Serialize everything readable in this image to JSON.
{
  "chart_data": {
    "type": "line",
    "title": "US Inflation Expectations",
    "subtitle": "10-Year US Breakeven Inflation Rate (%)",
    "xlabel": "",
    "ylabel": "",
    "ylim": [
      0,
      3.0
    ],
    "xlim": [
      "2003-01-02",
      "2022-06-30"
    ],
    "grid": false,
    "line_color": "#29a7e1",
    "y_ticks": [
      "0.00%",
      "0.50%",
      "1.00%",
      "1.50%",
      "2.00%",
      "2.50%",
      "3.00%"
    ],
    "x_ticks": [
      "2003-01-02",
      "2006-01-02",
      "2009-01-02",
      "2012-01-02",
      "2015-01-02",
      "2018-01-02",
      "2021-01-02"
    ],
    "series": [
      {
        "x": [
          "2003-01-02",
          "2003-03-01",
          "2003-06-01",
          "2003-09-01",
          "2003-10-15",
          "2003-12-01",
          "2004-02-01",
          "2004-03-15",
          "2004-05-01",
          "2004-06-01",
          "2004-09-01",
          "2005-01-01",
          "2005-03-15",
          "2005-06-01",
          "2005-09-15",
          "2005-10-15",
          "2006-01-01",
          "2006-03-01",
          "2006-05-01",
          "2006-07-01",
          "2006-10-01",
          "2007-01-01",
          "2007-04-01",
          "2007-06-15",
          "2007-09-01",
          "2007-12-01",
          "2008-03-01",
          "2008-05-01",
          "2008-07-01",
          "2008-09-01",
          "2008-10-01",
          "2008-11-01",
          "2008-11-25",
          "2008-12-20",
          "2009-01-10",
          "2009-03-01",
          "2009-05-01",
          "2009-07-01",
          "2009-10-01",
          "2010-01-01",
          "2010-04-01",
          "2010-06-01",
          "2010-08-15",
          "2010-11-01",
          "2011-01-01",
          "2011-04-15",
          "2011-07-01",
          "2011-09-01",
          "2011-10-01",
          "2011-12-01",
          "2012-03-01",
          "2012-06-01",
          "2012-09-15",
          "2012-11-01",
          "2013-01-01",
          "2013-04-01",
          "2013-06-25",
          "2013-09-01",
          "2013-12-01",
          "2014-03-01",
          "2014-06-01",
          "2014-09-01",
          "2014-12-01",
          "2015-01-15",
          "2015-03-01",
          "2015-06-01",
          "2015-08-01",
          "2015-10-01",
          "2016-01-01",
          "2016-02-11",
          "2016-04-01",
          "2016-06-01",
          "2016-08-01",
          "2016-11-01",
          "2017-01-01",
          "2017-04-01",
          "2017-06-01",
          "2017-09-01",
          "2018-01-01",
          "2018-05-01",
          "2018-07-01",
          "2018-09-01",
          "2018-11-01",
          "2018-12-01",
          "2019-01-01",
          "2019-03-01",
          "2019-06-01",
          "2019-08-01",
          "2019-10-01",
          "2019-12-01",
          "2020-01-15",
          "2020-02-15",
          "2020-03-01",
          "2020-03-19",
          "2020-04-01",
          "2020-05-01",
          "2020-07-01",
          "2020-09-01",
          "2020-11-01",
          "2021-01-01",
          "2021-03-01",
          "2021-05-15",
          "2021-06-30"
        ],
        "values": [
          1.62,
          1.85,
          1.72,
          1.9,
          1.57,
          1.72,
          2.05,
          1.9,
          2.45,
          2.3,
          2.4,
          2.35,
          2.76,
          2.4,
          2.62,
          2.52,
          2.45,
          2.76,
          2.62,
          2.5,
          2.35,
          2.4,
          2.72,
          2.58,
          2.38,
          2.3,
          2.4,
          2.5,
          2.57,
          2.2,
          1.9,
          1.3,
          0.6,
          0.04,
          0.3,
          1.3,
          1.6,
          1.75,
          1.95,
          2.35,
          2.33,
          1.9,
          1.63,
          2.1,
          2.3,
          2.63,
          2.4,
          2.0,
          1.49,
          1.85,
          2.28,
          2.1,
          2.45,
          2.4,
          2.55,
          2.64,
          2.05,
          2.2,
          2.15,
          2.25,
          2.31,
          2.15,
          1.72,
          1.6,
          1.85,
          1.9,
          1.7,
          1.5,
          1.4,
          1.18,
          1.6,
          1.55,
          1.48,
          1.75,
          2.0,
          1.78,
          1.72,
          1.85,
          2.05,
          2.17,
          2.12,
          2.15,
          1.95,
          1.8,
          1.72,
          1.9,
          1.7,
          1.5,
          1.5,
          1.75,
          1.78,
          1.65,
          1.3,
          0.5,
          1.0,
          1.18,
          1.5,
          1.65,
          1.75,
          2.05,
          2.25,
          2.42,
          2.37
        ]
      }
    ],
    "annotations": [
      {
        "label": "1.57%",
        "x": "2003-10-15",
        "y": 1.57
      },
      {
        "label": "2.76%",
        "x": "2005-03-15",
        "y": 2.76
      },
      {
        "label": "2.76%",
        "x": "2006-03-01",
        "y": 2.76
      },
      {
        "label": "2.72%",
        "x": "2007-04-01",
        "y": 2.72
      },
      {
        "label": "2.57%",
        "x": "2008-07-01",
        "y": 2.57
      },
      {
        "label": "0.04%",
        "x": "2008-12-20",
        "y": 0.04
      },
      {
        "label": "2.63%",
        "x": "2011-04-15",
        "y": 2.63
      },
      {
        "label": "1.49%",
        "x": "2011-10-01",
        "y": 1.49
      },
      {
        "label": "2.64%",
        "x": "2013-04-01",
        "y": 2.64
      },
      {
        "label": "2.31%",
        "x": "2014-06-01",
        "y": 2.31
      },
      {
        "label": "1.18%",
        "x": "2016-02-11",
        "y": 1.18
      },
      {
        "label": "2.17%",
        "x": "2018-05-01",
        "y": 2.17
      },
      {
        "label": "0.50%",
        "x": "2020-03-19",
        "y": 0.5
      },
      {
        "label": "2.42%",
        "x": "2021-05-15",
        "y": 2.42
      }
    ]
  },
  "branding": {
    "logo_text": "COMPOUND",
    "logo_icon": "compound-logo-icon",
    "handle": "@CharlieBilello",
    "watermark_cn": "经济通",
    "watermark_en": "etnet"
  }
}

■ Exercise prompt ■
Return the lines above exactly, keeping every word.

■ Solution to this exercise ■
Serialize everything readable in this image to JSON.
{
  "chart_data": {
    "type": "line",
    "title": "US Inflation Expectations",
    "subtitle": "10-Year US Breakeven Inflation Rate (%)",
    "xlabel": "",
    "ylabel": "",
    "ylim": [
      0,
      3.0
    ],
    "xlim": [
      "2003-01-02",
      "2022-06-30"
    ],
    "grid": false,
    "line_color": "#29a7e1",
    "y_ticks": [
      "0.00%",
      "0.50%",
      "1.00%",
      "1.50%",
      "2.00%",
      "2.50%",
      "3.00%"
    ],
    "x_ticks": [
      "2003-01-02",
      "2006-01-02",
      "2009-01-02",
      "2012-01-02",
      "2015-01-02",
      "2018-01-02",
      "2021-01-02"
    ],
    "series": [
      {
        "x": [
          "2003-01-02",
          "2003-03-01",
          "2003-06-01",
          "2003-09-01",
          "2003-10-15",
          "2003-12-01",
          "2004-02-01",
          "2004-03-15",
          "2004-05-01",
          "2004-06-01",
          "2004-09-01",
          "2005-01-01",
          "2005-03-15",
          "2005-06-01",
          "2005-09-15",
          "2005-10-15",
          "2006-01-01",
          "2006-03-01",
          "2006-05-01",
          "2006-07-01",
          "2006-10-01",
          "2007-01-01",
          "2007-04-01",
          "2007-06-15",
          "2007-09-01",
          "2007-12-01",
          "2008-03-01",
          "2008-05-01",
          "2008-07-01",
          "2008-09-01",
          "2008-10-01",
          "2008-11-01",
          "2008-11-25",
          "2008-12-20",
          "2009-01-10",
          "2009-03-01",
          "2009-05-01",
          "2009-07-01",
          "2009-10-01",
          "2010-01-01",
          "2010-04-01",
          "2010-06-01",
          "2010-08-15",
          "2010-11-01",
          "2011-01-01",
          "2011-04-15",
          "2011-07-01",
          "2011-09-01",
          "2011-10-01",
          "2011-12-01",
          "2012-03-01",
          "2012-06-01",
          "2012-09-15",
          "2012-11-01",
          "2013-01-01",
          "2013-04-01",
          "2013-06-25",
          "2013-09-01",
          "2013-12-01",
          "2014-03-01",
          "2014-06-01",
          "2014-09-01",
          "2014-12-01",
          "2015-01-15",
          "2015-03-01",
          "2015-06-01",
          "2015-08-01",
          "2015-10-01",
          "2016-01-01",
          "2016-02-11",
          "2016-04-01",
          "2016-06-01",
          "2016-08-01",
          "2016-11-01",
          "2017-01-01",
          "2017-04-01",
          "2017-06-01",
          "2017-09-01",
          "2018-01-01",
          "2018-05-01",
          "2018-07-01",
          "2018-09-01",
          "2018-11-01",
          "2018-12-01",
          "2019-01-01",
          "2019-03-01",
          "2019-06-01",
          "2019-08-01",
          "2019-10-01",
          "2019-12-01",
          "2020-01-15",
          "2020-02-15",
          "2020-03-01",
          "2020-03-19",
          "2020-04-01",
          "2020-05-01",
          "2020-07-01",
          "2020-09-01",
          "2020-11-01",
          "2021-01-01",
          "2021-03-01",
          "2021-05-15",
          "2021-06-30"
        ],
        "values": [
          1.62,
          1.85,
          1.72,
          1.9,
          1.57,
          1.72,
          2.05,
          1.9,
          2.45,
          2.3,
          2.4,
          2.35,
          2.76,
          2.4,
          2.62,
          2.52,
          2.45,
          2.76,
          2.62,
          2.5,
          2.35,
          2.4,
          2.72,
          2.58,
          2.38,
          2.3,
          2.4,
          2.5,
          2.57,
          2.2,
          1.9,
          1.3,
          0.6,
          0.04,
          0.3,
          1.3,
          1.6,
          1.75,
          1.95,
          2.35,
          2.33,
          1.9,
          1.63,
          2.1,
          2.3,
          2.63,
          2.4,
          2.0,
          1.49,
          1.85,
          2.28,
          2.1,
          2.45,
          2.4,
          2.55,
          2.64,
          2.05,
          2.2,
          2.15,
          2.25,
          2.31,
          2.15,
          1.72,
          1.6,
          1.85,
          1.9,
          1.7,
          1.5,
          1.4,
          1.18,
          1.6,
          1.55,
          1.48,
          1.75,
          2.0,
          1.78,
          1.72,
          1.85,
          2.05,
          2.17,
          2.12,
          2.15,
          1.95,
          1.8,
          1.72,
          1.9,
          1.7,
          1.5,
          1.5,
          1.75,
          1.78,
          1.65,
          1.3,
          0.5,
          1.0,
          1.18,
          1.5,
          1.65,
          1.75,
          2.05,
          2.25,
          2.42,
          2.37
        ]
      }
    ],
    "annotations": [
      {
        "label": "1.57%",
        "x": "2003-10-15",
        "y": 1.57
      },
      {
        "label": "2.76%",
        "x": "2005-03-15",
        "y": 2.76
      },
      {
        "label": "2.76%",
        "x": "2006-03-01",
        "y": 2.76
      },
      {
        "label": "2.72%",
        "x": "2007-04-01",
        "y": 2.72
      },
      {
        "label": "2.57%",
        "x": "2008-07-01",
        "y": 2.57
      },
      {
        "label": "0.04%",
        "x": "2008-12-20",
        "y": 0.04
      },
      {
        "label": "2.63%",
        "x": "2011-04-15",
        "y": 2.63
      },
      {
        "label": "1.49%",
        "x": "2011-10-01",
        "y": 1.49
      },
      {
        "label": "2.64%",
        "x": "2013-04-01",
        "y": 2.64
      },
      {
        "label": "2.31%",
        "x": "2014-06-01",
        "y": 2.31
      },
      {
        "label": "1.18%",
        "x": "2016-02-11",
        "y": 1.18
      },
      {
        "label": "2.17%",
        "x": "2018-05-01",
        "y": 2.17
      },
      {
        "label": "0.50%",
        "x": "2020-03-19",
        "y": 0.5
      },
      {
        "label": "2.42%",
        "x": "2021-05-15",
        "y": 2.42
      }
    ]
  },
  "branding": {
    "logo_text": "COMPOUND",
    "logo_icon": "compound-logo-icon",
    "handle": "@CharlieBilello",
    "watermark_cn": "经济通",
    "watermark_en": "etnet"
  }
}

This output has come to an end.